Images are excluded; otherwise, output every record exactly.

[START]

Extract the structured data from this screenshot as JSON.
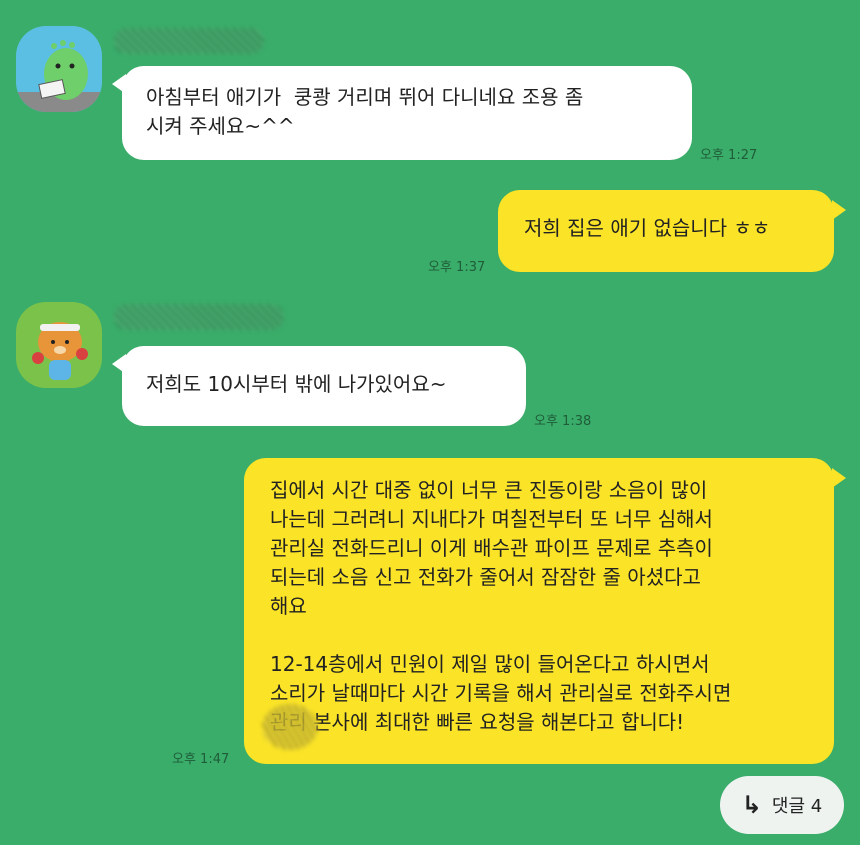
{
  "messages": [
    {
      "direction": "in",
      "text": "아침부터 애기가  쿵쾅 거리며 뛰어 다니네요 조용 좀\n시켜 주세요~^^",
      "time": "오후 1:27",
      "avatar_icon": "dinosaur-icon"
    },
    {
      "direction": "out",
      "text": "저희 집은 애기 없습니다 ㅎㅎ",
      "time": "오후 1:37"
    },
    {
      "direction": "in",
      "text": "저희도 10시부터 밖에 나가있어요~",
      "time": "오후 1:38",
      "avatar_icon": "lion-icon"
    },
    {
      "direction": "out",
      "text": "집에서 시간 대중 없이 너무 큰 진동이랑 소음이 많이\n나는데 그러려니 지내다가 며칠전부터 또 너무 심해서\n관리실 전화드리니 이게 배수관 파이프 문제로 추측이\n되는데 소음 신고 전화가 줄어서 잠잠한 줄 아셨다고\n해요\n\n12-14층에서 민원이 제일 많이 들어온다고 하시면서\n소리가 날때마다 시간 기록을 해서 관리실로 전화주시면\n관리 본사에 최대한 빠른 요청을 해본다고 합니다!",
      "time": "오후 1:47"
    }
  ],
  "comment_button": {
    "arrow": "↳",
    "label": "댓글 4"
  },
  "colors": {
    "background": "#3aad6a",
    "incoming_bubble": "#ffffff",
    "outgoing_bubble": "#fbe427"
  }
}
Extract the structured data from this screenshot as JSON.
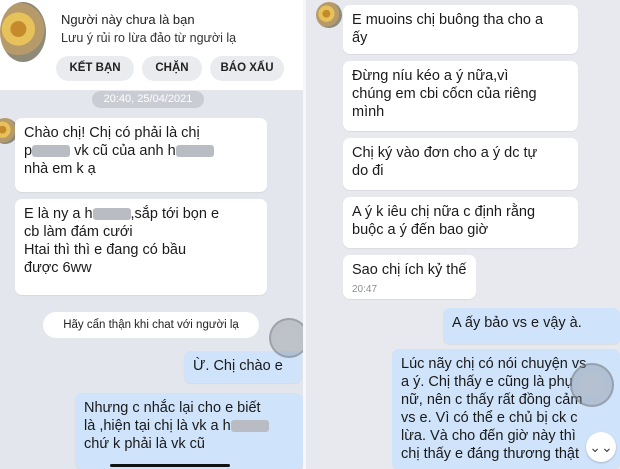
{
  "left": {
    "header": {
      "title": "Người này chưa là bạn",
      "subtitle": "Lưu ý rủi ro lừa đảo từ người lạ",
      "buttons": [
        "KẾT BẠN",
        "CHẶN",
        "BÁO XẤU"
      ]
    },
    "timestamp": "20:40, 25/04/2021",
    "messages": [
      {
        "lines": [
          "Chào chị! Chị có phải là chị",
          "p{blur} vk cũ của anh h{blur}",
          "nhà em k ạ"
        ]
      },
      {
        "lines": [
          "E là ny a h{blur},sắp tới bọn e",
          "cb làm đám cưới",
          "Htai thì thì e đang có bầu",
          "được 6ww"
        ]
      }
    ],
    "warning": "Hãy cẩn thận khi chat với người lạ",
    "mine": [
      {
        "lines": [
          "Ừ. Chị chào e"
        ]
      },
      {
        "lines": [
          "Nhưng c nhắc lại cho e biết",
          "là ,hiện tại chị là vk a h{blur}",
          "chứ k phải là vk cũ"
        ]
      }
    ]
  },
  "right": {
    "messages": [
      {
        "lines": [
          "E muoins chị buông tha cho a",
          "ấy"
        ]
      },
      {
        "lines": [
          "Đừng níu kéo a ý nữa,vì",
          "chúng em cbi cốcn của riêng",
          "mình"
        ]
      },
      {
        "lines": [
          "Chị ký vào đơn cho a ý dc tự",
          "do đi"
        ]
      },
      {
        "lines": [
          "A ý k iêu chị nữa c định rằng",
          "buộc a ý đến bao giờ"
        ]
      },
      {
        "lines": [
          "Sao chị ích kỷ thế"
        ],
        "time": "20:47"
      }
    ],
    "mine": [
      {
        "lines": [
          "A ấy bảo vs e vậy à."
        ]
      },
      {
        "lines": [
          "Lúc nãy chị có nói chuyện vs",
          "a ý. Chị thấy e cũng là phụ",
          "nữ, nên c thấy rất đồng cảm",
          "vs e. Vì có thể e chủ bị ck c",
          "lừa. Và cho đến giờ này thì",
          "chị thấy e đáng thương thật"
        ]
      }
    ],
    "scroll_icon": "chevron-down-icon"
  }
}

[END]

» SOLVED EXERCISE:
Extract the structured data from this screenshot as JSON.
{
  "messages": [
    {
      "direction": "in",
      "text": "아침부터 애기가  쿵쾅 거리며 뛰어 다니네요 조용 좀\n시켜 주세요~^^",
      "time": "오후 1:27",
      "avatar_icon": "dinosaur-icon"
    },
    {
      "direction": "out",
      "text": "저희 집은 애기 없습니다 ㅎㅎ",
      "time": "오후 1:37"
    },
    {
      "direction": "in",
      "text": "저희도 10시부터 밖에 나가있어요~",
      "time": "오후 1:38",
      "avatar_icon": "lion-icon"
    },
    {
      "direction": "out",
      "text": "집에서 시간 대중 없이 너무 큰 진동이랑 소음이 많이\n나는데 그러려니 지내다가 며칠전부터 또 너무 심해서\n관리실 전화드리니 이게 배수관 파이프 문제로 추측이\n되는데 소음 신고 전화가 줄어서 잠잠한 줄 아셨다고\n해요\n\n12-14층에서 민원이 제일 많이 들어온다고 하시면서\n소리가 날때마다 시간 기록을 해서 관리실로 전화주시면\n관리 본사에 최대한 빠른 요청을 해본다고 합니다!",
      "time": "오후 1:47"
    }
  ],
  "comment_button": {
    "arrow": "↳",
    "label": "댓글 4"
  },
  "colors": {
    "background": "#3aad6a",
    "incoming_bubble": "#ffffff",
    "outgoing_bubble": "#fbe427"
  }
}
Extract the structured data from this screenshot as JSON.
{
  "left": {
    "header": {
      "title": "Người này chưa là bạn",
      "subtitle": "Lưu ý rủi ro lừa đảo từ người lạ",
      "buttons": [
        "KẾT BẠN",
        "CHẶN",
        "BÁO XẤU"
      ]
    },
    "timestamp": "20:40, 25/04/2021",
    "messages": [
      {
        "lines": [
          "Chào chị! Chị có phải là chị",
          "p{blur} vk cũ của anh h{blur}",
          "nhà em k ạ"
        ]
      },
      {
        "lines": [
          "E là ny a h{blur},sắp tới bọn e",
          "cb làm đám cưới",
          "Htai thì thì e đang có bầu",
          "được 6ww"
        ]
      }
    ],
    "warning": "Hãy cẩn thận khi chat với người lạ",
    "mine": [
      {
        "lines": [
          "Ừ. Chị chào e"
        ]
      },
      {
        "lines": [
          "Nhưng c nhắc lại cho e biết",
          "là ,hiện tại chị là vk a h{blur}",
          "chứ k phải là vk cũ"
        ]
      }
    ]
  },
  "right": {
    "messages": [
      {
        "lines": [
          "E muoins chị buông tha cho a",
          "ấy"
        ]
      },
      {
        "lines": [
          "Đừng níu kéo a ý nữa,vì",
          "chúng em cbi cốcn của riêng",
          "mình"
        ]
      },
      {
        "lines": [
          "Chị ký vào đơn cho a ý dc tự",
          "do đi"
        ]
      },
      {
        "lines": [
          "A ý k iêu chị nữa c định rằng",
          "buộc a ý đến bao giờ"
        ]
      },
      {
        "lines": [
          "Sao chị ích kỷ thế"
        ],
        "time": "20:47"
      }
    ],
    "mine": [
      {
        "lines": [
          "A ấy bảo vs e vậy à."
        ]
      },
      {
        "lines": [
          "Lúc nãy chị có nói chuyện vs",
          "a ý. Chị thấy e cũng là phụ",
          "nữ, nên c thấy rất đồng cảm",
          "vs e. Vì có thể e chủ bị ck c",
          "lừa. Và cho đến giờ này thì",
          "chị thấy e đáng thương thật"
        ]
      }
    ],
    "scroll_icon": "chevron-down-icon"
  }
}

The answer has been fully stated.